## EXERCISE INSTRUCTIONS
Pull out each line of the records holding the string "subtitle".
[START OF THE DATA]
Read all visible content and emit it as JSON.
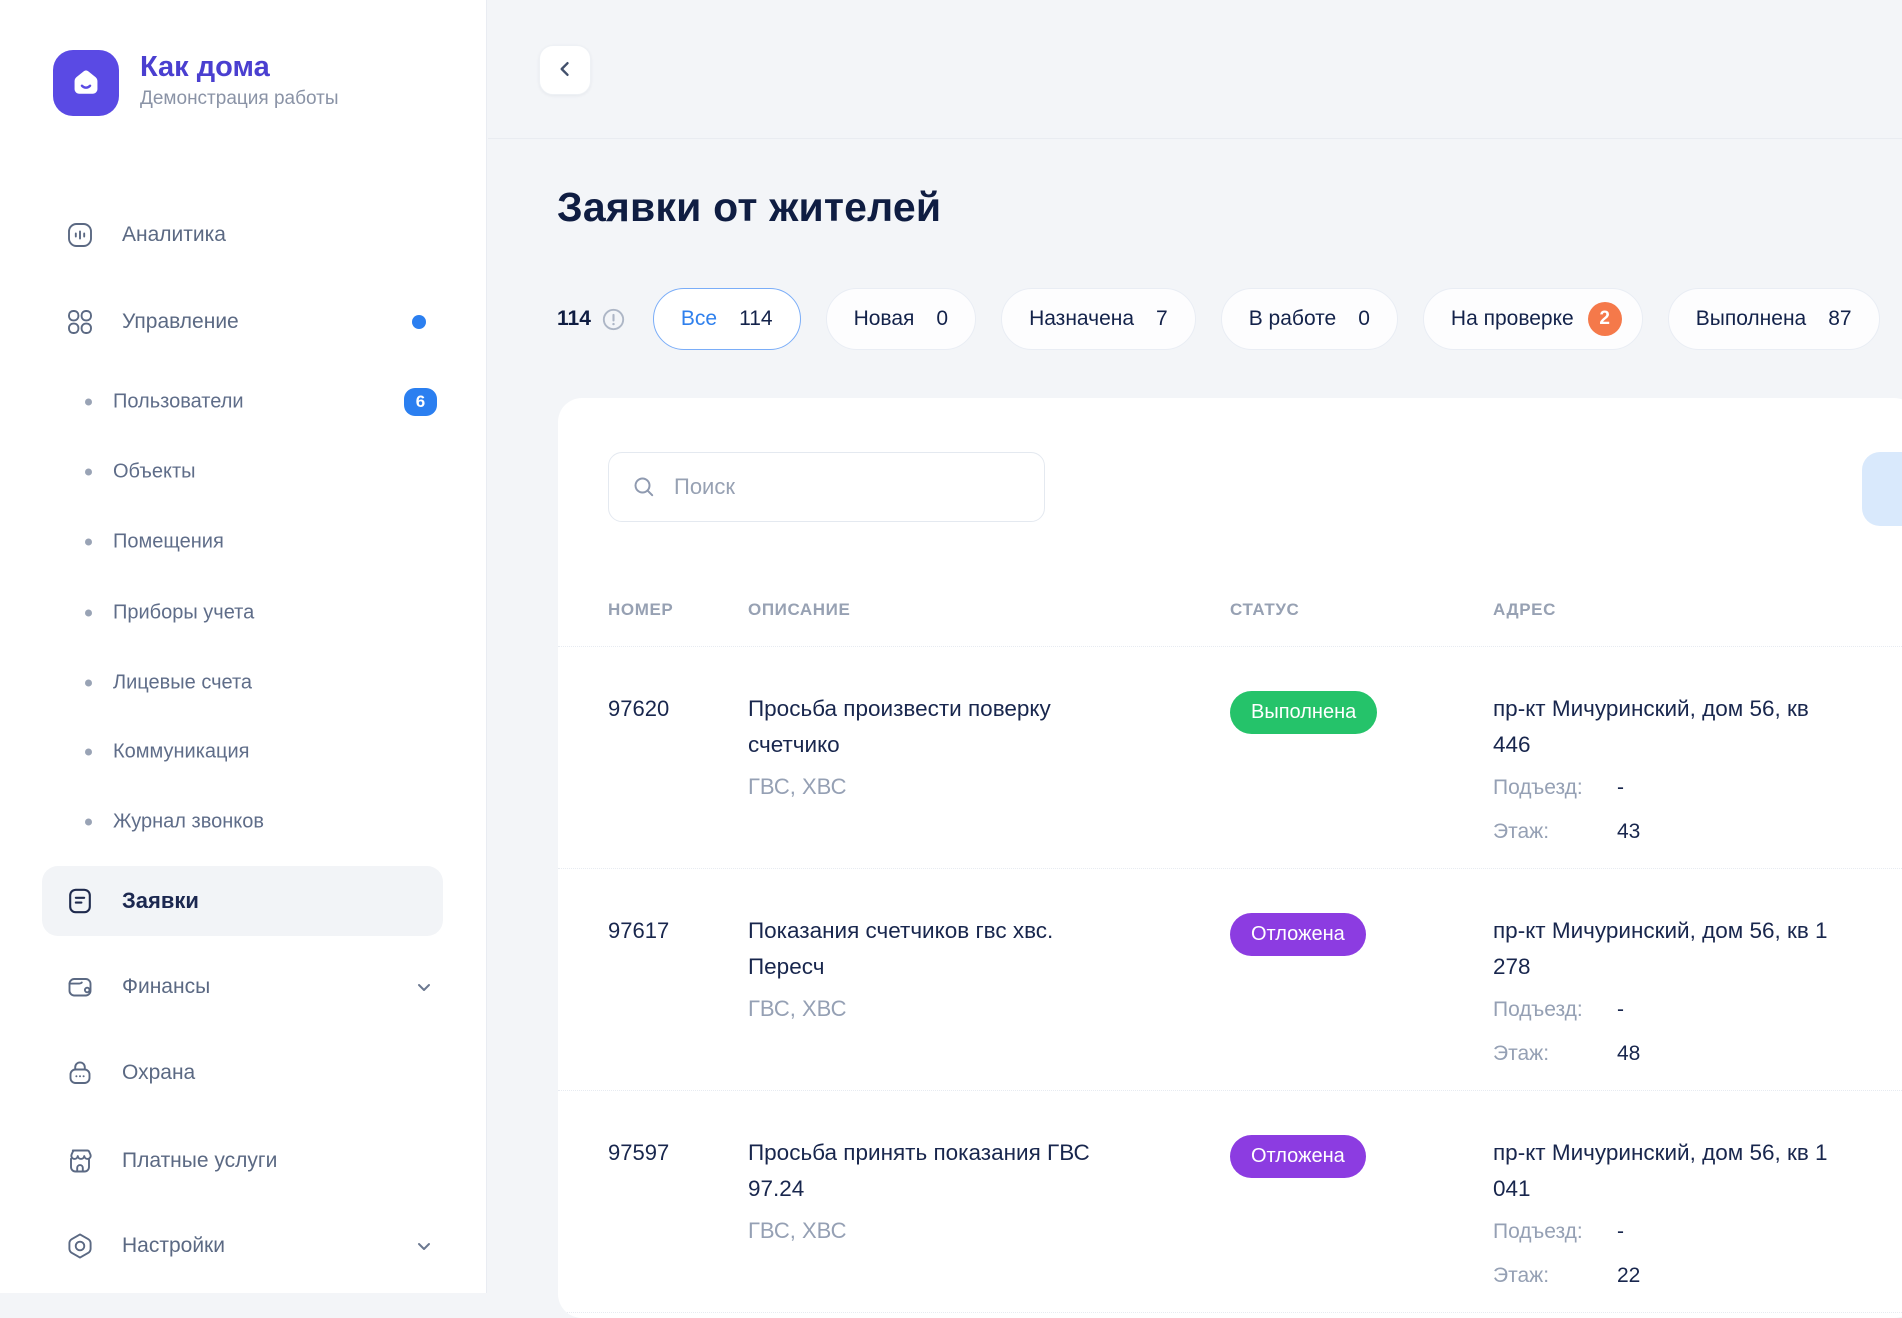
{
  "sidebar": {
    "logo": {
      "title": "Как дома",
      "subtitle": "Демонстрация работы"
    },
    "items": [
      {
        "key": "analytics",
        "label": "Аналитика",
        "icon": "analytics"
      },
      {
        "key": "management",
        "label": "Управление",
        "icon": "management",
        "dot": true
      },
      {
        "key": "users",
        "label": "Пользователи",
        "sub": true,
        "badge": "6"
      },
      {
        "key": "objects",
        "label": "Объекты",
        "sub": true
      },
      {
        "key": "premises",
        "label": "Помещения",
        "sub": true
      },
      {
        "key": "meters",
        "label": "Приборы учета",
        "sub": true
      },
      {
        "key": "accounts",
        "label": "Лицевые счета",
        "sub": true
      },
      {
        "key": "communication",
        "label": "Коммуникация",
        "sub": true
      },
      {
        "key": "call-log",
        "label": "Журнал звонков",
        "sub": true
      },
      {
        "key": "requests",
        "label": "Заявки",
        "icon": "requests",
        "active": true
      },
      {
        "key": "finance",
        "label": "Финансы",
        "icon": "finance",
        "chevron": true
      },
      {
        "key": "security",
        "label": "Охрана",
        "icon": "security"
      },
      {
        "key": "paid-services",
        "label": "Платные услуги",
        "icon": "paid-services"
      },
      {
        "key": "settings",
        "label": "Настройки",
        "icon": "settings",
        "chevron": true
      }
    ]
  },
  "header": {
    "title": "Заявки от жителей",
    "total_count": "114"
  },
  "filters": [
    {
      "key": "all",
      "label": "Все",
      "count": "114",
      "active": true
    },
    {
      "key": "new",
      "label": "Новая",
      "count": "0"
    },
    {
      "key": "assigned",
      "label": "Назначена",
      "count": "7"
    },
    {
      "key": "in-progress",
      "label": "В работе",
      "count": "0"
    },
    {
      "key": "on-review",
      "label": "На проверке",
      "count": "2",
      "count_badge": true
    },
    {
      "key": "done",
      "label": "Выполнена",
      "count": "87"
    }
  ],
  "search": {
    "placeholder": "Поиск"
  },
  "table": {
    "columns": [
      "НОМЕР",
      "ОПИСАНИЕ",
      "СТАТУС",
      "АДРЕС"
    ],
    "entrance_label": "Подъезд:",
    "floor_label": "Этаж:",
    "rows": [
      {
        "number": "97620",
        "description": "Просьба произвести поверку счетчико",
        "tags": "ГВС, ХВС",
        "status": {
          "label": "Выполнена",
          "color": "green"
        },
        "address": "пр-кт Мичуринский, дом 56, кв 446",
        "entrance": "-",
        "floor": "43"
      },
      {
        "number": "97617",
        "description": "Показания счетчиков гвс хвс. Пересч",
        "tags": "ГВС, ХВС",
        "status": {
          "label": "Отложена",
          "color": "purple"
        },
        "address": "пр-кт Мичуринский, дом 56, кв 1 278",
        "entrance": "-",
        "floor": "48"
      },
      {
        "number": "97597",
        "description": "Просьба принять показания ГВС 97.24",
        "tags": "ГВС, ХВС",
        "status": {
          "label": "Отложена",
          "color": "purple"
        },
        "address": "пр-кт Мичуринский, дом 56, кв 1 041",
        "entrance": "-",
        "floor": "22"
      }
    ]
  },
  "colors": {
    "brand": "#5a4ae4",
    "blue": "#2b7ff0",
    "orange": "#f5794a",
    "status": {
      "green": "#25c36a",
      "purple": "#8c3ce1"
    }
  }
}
[END OF THE DATA]
[START OF THE DATA]
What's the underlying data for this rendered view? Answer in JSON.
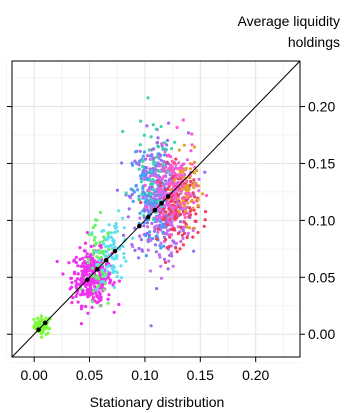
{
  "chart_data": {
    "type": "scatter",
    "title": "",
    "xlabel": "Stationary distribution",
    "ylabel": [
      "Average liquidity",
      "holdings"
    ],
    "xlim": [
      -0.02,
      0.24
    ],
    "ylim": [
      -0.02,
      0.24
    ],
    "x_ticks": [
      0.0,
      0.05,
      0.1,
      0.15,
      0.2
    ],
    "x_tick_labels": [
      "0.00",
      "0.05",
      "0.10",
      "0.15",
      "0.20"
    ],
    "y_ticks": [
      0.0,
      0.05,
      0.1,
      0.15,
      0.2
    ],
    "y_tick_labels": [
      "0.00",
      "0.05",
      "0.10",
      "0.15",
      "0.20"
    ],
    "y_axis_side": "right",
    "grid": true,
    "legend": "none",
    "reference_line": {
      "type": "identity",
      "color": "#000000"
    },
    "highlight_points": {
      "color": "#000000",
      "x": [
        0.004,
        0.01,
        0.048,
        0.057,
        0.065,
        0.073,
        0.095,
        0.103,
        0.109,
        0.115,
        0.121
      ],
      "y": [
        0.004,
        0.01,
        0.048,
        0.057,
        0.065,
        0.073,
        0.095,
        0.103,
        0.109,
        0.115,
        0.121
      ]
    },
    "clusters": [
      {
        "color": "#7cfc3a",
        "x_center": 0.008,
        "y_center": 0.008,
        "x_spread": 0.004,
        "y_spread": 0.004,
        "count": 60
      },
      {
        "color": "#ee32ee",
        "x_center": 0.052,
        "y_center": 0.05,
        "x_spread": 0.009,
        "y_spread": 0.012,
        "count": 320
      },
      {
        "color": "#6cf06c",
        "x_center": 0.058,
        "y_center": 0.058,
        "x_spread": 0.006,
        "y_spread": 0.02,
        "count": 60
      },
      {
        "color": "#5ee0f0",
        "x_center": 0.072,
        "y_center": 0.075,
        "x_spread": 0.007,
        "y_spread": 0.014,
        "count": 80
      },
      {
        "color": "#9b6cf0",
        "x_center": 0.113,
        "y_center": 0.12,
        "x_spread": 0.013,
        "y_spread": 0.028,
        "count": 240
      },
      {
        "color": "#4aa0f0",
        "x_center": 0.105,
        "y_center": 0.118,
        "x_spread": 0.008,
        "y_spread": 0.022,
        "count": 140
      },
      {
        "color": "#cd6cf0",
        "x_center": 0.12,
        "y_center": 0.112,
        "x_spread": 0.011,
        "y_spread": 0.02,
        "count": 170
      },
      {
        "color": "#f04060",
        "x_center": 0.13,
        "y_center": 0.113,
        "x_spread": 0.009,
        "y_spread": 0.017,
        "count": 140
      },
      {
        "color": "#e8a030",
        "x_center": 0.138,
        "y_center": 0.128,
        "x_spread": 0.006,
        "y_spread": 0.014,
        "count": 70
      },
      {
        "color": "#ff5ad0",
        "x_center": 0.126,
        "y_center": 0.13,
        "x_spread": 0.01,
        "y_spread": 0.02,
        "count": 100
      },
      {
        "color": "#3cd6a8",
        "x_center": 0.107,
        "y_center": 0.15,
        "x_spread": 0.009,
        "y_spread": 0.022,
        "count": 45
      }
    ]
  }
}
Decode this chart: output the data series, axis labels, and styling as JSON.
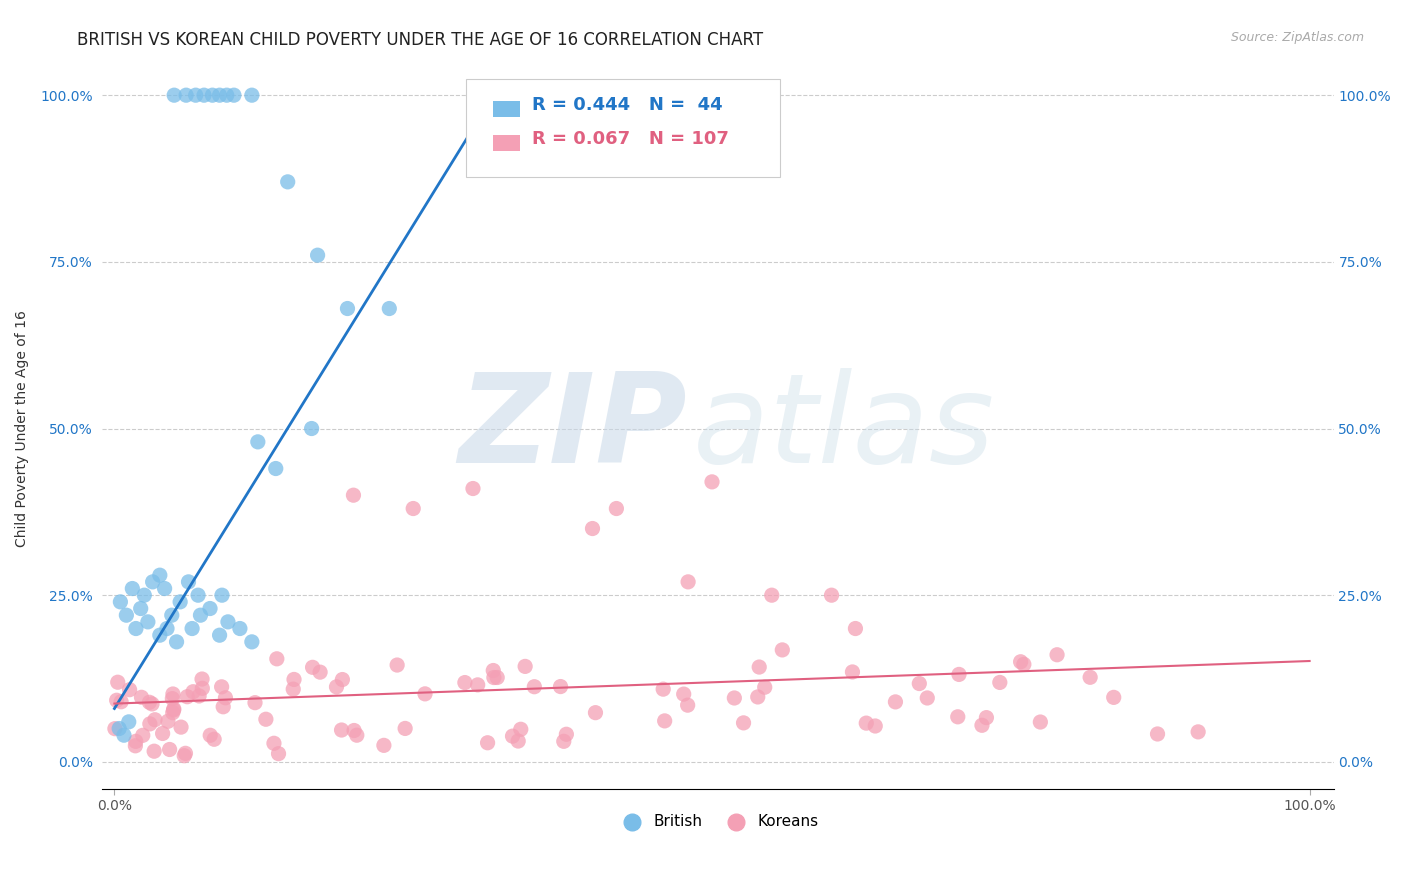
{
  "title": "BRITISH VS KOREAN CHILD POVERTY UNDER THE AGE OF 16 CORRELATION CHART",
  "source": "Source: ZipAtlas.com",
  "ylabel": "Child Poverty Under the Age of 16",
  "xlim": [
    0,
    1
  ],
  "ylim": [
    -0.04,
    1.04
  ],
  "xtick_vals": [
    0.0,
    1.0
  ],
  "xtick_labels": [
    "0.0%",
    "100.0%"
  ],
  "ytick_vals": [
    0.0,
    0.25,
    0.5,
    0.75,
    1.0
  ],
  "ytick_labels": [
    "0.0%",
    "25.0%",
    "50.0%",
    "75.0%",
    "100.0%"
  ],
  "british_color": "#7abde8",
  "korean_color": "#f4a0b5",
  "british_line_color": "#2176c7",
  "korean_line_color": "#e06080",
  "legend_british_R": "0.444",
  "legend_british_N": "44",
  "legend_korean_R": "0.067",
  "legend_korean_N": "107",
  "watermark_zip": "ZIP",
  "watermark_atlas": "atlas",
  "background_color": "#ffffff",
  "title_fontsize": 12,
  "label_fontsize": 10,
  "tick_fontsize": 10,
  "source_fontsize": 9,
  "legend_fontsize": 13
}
[END OF THE DATA]
[START OF THE DATA]
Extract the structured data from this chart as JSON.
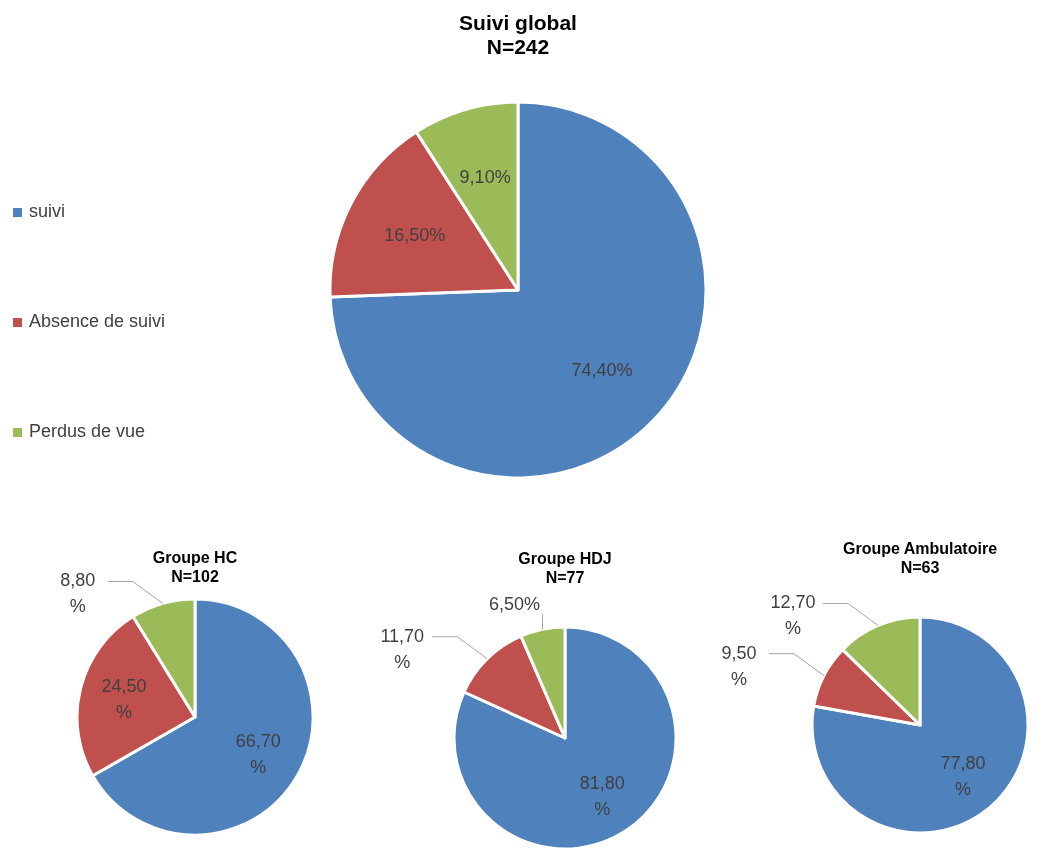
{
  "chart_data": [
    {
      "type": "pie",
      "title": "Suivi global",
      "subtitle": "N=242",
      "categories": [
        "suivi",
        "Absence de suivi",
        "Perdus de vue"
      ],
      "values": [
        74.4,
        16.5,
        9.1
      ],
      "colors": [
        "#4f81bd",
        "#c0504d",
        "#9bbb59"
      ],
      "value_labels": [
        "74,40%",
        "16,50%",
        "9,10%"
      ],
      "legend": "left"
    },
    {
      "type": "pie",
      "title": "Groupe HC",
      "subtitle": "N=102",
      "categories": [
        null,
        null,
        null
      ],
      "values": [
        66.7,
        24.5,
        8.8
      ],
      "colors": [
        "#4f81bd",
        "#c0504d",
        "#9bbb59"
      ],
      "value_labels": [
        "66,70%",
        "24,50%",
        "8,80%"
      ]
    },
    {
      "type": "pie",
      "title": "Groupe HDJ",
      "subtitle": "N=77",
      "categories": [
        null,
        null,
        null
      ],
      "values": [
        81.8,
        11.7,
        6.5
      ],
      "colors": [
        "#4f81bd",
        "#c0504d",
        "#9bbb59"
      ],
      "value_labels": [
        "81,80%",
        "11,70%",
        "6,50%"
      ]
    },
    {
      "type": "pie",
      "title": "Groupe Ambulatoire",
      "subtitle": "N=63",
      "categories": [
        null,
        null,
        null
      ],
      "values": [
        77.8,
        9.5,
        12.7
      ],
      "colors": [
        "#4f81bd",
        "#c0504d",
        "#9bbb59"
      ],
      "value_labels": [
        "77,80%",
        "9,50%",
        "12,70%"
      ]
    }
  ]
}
[END OF THE DATA]
## TASK OUTPUT
      "subtitle": "Демонстрация работы"
      "subtitle": "N=242",
      "subtitle": "N=102",
      "subtitle": "N=77",
      "subtitle": "N=63",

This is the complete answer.